Records that describe figures
********
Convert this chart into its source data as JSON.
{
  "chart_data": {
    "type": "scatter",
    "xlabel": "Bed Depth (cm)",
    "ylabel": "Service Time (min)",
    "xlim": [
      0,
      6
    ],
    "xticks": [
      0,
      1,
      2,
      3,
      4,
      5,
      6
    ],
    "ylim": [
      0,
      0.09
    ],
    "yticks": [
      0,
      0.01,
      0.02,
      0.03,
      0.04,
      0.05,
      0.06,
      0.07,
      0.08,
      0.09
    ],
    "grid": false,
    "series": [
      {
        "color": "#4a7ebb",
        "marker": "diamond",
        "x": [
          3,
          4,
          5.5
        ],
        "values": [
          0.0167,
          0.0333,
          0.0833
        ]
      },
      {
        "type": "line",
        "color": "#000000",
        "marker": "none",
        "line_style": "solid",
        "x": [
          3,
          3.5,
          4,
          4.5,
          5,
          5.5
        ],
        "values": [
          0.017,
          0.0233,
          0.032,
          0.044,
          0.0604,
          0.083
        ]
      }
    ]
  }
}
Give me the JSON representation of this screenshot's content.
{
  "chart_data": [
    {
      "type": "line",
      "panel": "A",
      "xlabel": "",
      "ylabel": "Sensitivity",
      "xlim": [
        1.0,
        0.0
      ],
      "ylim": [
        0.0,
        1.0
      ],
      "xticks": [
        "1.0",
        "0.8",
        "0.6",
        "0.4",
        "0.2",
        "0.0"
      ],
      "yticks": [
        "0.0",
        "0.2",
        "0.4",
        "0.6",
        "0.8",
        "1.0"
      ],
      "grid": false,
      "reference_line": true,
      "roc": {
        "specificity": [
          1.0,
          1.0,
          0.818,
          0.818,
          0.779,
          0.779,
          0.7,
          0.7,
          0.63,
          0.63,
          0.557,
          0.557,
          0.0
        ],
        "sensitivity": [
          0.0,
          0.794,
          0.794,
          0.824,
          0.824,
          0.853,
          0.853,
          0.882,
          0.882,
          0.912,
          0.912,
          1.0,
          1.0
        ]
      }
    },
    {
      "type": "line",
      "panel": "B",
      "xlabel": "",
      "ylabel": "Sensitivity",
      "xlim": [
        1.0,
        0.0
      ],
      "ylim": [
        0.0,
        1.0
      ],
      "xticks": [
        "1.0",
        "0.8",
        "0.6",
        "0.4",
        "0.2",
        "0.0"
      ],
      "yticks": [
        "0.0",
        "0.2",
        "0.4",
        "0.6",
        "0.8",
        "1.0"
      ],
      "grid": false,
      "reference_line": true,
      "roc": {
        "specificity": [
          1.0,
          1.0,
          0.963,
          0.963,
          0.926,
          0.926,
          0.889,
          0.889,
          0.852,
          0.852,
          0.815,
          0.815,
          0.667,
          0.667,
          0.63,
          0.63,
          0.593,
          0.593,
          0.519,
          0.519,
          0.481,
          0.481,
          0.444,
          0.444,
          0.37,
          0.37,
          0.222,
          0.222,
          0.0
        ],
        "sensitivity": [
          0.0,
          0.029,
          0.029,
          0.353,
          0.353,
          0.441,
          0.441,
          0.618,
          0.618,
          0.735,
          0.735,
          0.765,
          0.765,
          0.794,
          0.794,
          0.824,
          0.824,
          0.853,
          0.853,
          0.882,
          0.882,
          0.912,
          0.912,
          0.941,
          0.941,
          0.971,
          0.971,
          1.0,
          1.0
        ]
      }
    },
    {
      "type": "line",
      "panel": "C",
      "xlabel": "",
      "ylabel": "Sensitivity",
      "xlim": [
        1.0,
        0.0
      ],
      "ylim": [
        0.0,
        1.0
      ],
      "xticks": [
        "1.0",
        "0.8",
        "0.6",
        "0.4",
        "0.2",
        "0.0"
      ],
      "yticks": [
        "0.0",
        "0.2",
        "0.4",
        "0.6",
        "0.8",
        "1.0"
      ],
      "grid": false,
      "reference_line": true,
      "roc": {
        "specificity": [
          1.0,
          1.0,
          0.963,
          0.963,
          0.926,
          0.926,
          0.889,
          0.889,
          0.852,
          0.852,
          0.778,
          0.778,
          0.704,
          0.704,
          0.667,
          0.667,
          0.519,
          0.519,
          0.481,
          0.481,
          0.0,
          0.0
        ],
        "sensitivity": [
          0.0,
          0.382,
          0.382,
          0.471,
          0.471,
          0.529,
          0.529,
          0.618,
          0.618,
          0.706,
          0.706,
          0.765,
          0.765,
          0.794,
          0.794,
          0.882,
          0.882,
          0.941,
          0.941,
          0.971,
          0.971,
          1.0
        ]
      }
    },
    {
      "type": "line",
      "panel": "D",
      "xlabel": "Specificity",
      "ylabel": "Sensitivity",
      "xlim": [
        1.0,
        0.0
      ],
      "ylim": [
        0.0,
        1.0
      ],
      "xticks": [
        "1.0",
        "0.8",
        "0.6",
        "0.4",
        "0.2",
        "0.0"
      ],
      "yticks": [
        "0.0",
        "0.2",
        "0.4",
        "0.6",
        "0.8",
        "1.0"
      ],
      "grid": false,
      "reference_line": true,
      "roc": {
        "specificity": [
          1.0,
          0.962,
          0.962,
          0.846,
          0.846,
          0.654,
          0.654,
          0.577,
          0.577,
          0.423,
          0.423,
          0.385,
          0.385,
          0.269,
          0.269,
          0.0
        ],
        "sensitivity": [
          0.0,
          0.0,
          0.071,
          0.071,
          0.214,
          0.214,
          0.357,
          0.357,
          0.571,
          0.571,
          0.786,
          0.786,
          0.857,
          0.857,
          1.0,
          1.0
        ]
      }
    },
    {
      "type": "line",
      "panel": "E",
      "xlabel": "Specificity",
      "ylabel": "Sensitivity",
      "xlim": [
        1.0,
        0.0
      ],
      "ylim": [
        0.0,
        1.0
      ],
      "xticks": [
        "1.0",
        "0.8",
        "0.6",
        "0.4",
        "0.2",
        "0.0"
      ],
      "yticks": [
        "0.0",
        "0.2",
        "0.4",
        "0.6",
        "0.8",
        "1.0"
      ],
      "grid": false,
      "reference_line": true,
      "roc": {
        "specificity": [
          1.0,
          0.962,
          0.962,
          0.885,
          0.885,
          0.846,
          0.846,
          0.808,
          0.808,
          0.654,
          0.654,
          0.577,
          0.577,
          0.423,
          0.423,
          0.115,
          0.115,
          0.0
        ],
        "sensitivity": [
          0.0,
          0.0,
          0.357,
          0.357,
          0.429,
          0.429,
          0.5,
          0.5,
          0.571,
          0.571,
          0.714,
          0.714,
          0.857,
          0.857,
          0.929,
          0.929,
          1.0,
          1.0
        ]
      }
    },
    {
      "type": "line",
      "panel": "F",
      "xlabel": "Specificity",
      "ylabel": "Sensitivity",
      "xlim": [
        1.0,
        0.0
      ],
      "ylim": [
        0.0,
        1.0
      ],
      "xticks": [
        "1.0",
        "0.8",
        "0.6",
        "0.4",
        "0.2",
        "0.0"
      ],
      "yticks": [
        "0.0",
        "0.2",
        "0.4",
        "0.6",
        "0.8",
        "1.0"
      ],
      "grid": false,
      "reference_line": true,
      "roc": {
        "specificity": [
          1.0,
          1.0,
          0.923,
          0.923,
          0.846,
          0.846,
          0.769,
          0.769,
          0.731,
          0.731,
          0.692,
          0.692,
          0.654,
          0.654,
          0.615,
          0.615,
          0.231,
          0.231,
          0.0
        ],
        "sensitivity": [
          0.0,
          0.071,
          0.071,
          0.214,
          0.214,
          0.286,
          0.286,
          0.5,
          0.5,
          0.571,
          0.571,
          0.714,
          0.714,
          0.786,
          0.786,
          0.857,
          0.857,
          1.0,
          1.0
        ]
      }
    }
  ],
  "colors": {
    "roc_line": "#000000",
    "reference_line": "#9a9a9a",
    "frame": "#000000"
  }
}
********
Reproduce every line of the material above exactly.

_Complete response_.
Convert this chart into its source data as JSON.
{
  "chart_data": {
    "type": "scatter",
    "xlabel": "Bed Depth (cm)",
    "ylabel": "Service Time (min)",
    "xlim": [
      0,
      6
    ],
    "xticks": [
      0,
      1,
      2,
      3,
      4,
      5,
      6
    ],
    "ylim": [
      0,
      0.09
    ],
    "yticks": [
      0,
      0.01,
      0.02,
      0.03,
      0.04,
      0.05,
      0.06,
      0.07,
      0.08,
      0.09
    ],
    "grid": false,
    "series": [
      {
        "color": "#4a7ebb",
        "marker": "diamond",
        "x": [
          3,
          4,
          5.5
        ],
        "values": [
          0.0167,
          0.0333,
          0.0833
        ]
      },
      {
        "type": "line",
        "color": "#000000",
        "marker": "none",
        "line_style": "solid",
        "x": [
          3,
          3.5,
          4,
          4.5,
          5,
          5.5
        ],
        "values": [
          0.017,
          0.0233,
          0.032,
          0.044,
          0.0604,
          0.083
        ]
      }
    ]
  }
}
Give me the JSON representation of this screenshot's content.
{
  "chart_data": [
    {
      "type": "line",
      "panel": "A",
      "xlabel": "",
      "ylabel": "Sensitivity",
      "xlim": [
        1.0,
        0.0
      ],
      "ylim": [
        0.0,
        1.0
      ],
      "xticks": [
        "1.0",
        "0.8",
        "0.6",
        "0.4",
        "0.2",
        "0.0"
      ],
      "yticks": [
        "0.0",
        "0.2",
        "0.4",
        "0.6",
        "0.8",
        "1.0"
      ],
      "grid": false,
      "reference_line": true,
      "roc": {
        "specificity": [
          1.0,
          1.0,
          0.818,
          0.818,
          0.779,
          0.779,
          0.7,
          0.7,
          0.63,
          0.63,
          0.557,
          0.557,
          0.0
        ],
        "sensitivity": [
          0.0,
          0.794,
          0.794,
          0.824,
          0.824,
          0.853,
          0.853,
          0.882,
          0.882,
          0.912,
          0.912,
          1.0,
          1.0
        ]
      }
    },
    {
      "type": "line",
      "panel": "B",
      "xlabel": "",
      "ylabel": "Sensitivity",
      "xlim": [
        1.0,
        0.0
      ],
      "ylim": [
        0.0,
        1.0
      ],
      "xticks": [
        "1.0",
        "0.8",
        "0.6",
        "0.4",
        "0.2",
        "0.0"
      ],
      "yticks": [
        "0.0",
        "0.2",
        "0.4",
        "0.6",
        "0.8",
        "1.0"
      ],
      "grid": false,
      "reference_line": true,
      "roc": {
        "specificity": [
          1.0,
          1.0,
          0.963,
          0.963,
          0.926,
          0.926,
          0.889,
          0.889,
          0.852,
          0.852,
          0.815,
          0.815,
          0.667,
          0.667,
          0.63,
          0.63,
          0.593,
          0.593,
          0.519,
          0.519,
          0.481,
          0.481,
          0.444,
          0.444,
          0.37,
          0.37,
          0.222,
          0.222,
          0.0
        ],
        "sensitivity": [
          0.0,
          0.029,
          0.029,
          0.353,
          0.353,
          0.441,
          0.441,
          0.618,
          0.618,
          0.735,
          0.735,
          0.765,
          0.765,
          0.794,
          0.794,
          0.824,
          0.824,
          0.853,
          0.853,
          0.882,
          0.882,
          0.912,
          0.912,
          0.941,
          0.941,
          0.971,
          0.971,
          1.0,
          1.0
        ]
      }
    },
    {
      "type": "line",
      "panel": "C",
      "xlabel": "",
      "ylabel": "Sensitivity",
      "xlim": [
        1.0,
        0.0
      ],
      "ylim": [
        0.0,
        1.0
      ],
      "xticks": [
        "1.0",
        "0.8",
        "0.6",
        "0.4",
        "0.2",
        "0.0"
      ],
      "yticks": [
        "0.0",
        "0.2",
        "0.4",
        "0.6",
        "0.8",
        "1.0"
      ],
      "grid": false,
      "reference_line": true,
      "roc": {
        "specificity": [
          1.0,
          1.0,
          0.963,
          0.963,
          0.926,
          0.926,
          0.889,
          0.889,
          0.852,
          0.852,
          0.778,
          0.778,
          0.704,
          0.704,
          0.667,
          0.667,
          0.519,
          0.519,
          0.481,
          0.481,
          0.0,
          0.0
        ],
        "sensitivity": [
          0.0,
          0.382,
          0.382,
          0.471,
          0.471,
          0.529,
          0.529,
          0.618,
          0.618,
          0.706,
          0.706,
          0.765,
          0.765,
          0.794,
          0.794,
          0.882,
          0.882,
          0.941,
          0.941,
          0.971,
          0.971,
          1.0
        ]
      }
    },
    {
      "type": "line",
      "panel": "D",
      "xlabel": "Specificity",
      "ylabel": "Sensitivity",
      "xlim": [
        1.0,
        0.0
      ],
      "ylim": [
        0.0,
        1.0
      ],
      "xticks": [
        "1.0",
        "0.8",
        "0.6",
        "0.4",
        "0.2",
        "0.0"
      ],
      "yticks": [
        "0.0",
        "0.2",
        "0.4",
        "0.6",
        "0.8",
        "1.0"
      ],
      "grid": false,
      "reference_line": true,
      "roc": {
        "specificity": [
          1.0,
          0.962,
          0.962,
          0.846,
          0.846,
          0.654,
          0.654,
          0.577,
          0.577,
          0.423,
          0.423,
          0.385,
          0.385,
          0.269,
          0.269,
          0.0
        ],
        "sensitivity": [
          0.0,
          0.0,
          0.071,
          0.071,
          0.214,
          0.214,
          0.357,
          0.357,
          0.571,
          0.571,
          0.786,
          0.786,
          0.857,
          0.857,
          1.0,
          1.0
        ]
      }
    },
    {
      "type": "line",
      "panel": "E",
      "xlabel": "Specificity",
      "ylabel": "Sensitivity",
      "xlim": [
        1.0,
        0.0
      ],
      "ylim": [
        0.0,
        1.0
      ],
      "xticks": [
        "1.0",
        "0.8",
        "0.6",
        "0.4",
        "0.2",
        "0.0"
      ],
      "yticks": [
        "0.0",
        "0.2",
        "0.4",
        "0.6",
        "0.8",
        "1.0"
      ],
      "grid": false,
      "reference_line": true,
      "roc": {
        "specificity": [
          1.0,
          0.962,
          0.962,
          0.885,
          0.885,
          0.846,
          0.846,
          0.808,
          0.808,
          0.654,
          0.654,
          0.577,
          0.577,
          0.423,
          0.423,
          0.115,
          0.115,
          0.0
        ],
        "sensitivity": [
          0.0,
          0.0,
          0.357,
          0.357,
          0.429,
          0.429,
          0.5,
          0.5,
          0.571,
          0.571,
          0.714,
          0.714,
          0.857,
          0.857,
          0.929,
          0.929,
          1.0,
          1.0
        ]
      }
    },
    {
      "type": "line",
      "panel": "F",
      "xlabel": "Specificity",
      "ylabel": "Sensitivity",
      "xlim": [
        1.0,
        0.0
      ],
      "ylim": [
        0.0,
        1.0
      ],
      "xticks": [
        "1.0",
        "0.8",
        "0.6",
        "0.4",
        "0.2",
        "0.0"
      ],
      "yticks": [
        "0.0",
        "0.2",
        "0.4",
        "0.6",
        "0.8",
        "1.0"
      ],
      "grid": false,
      "reference_line": true,
      "roc": {
        "specificity": [
          1.0,
          1.0,
          0.923,
          0.923,
          0.846,
          0.846,
          0.769,
          0.769,
          0.731,
          0.731,
          0.692,
          0.692,
          0.654,
          0.654,
          0.615,
          0.615,
          0.231,
          0.231,
          0.0
        ],
        "sensitivity": [
          0.0,
          0.071,
          0.071,
          0.214,
          0.214,
          0.286,
          0.286,
          0.5,
          0.5,
          0.571,
          0.571,
          0.714,
          0.714,
          0.786,
          0.786,
          0.857,
          0.857,
          1.0,
          1.0
        ]
      }
    }
  ],
  "colors": {
    "roc_line": "#000000",
    "reference_line": "#9a9a9a",
    "frame": "#000000"
  }
}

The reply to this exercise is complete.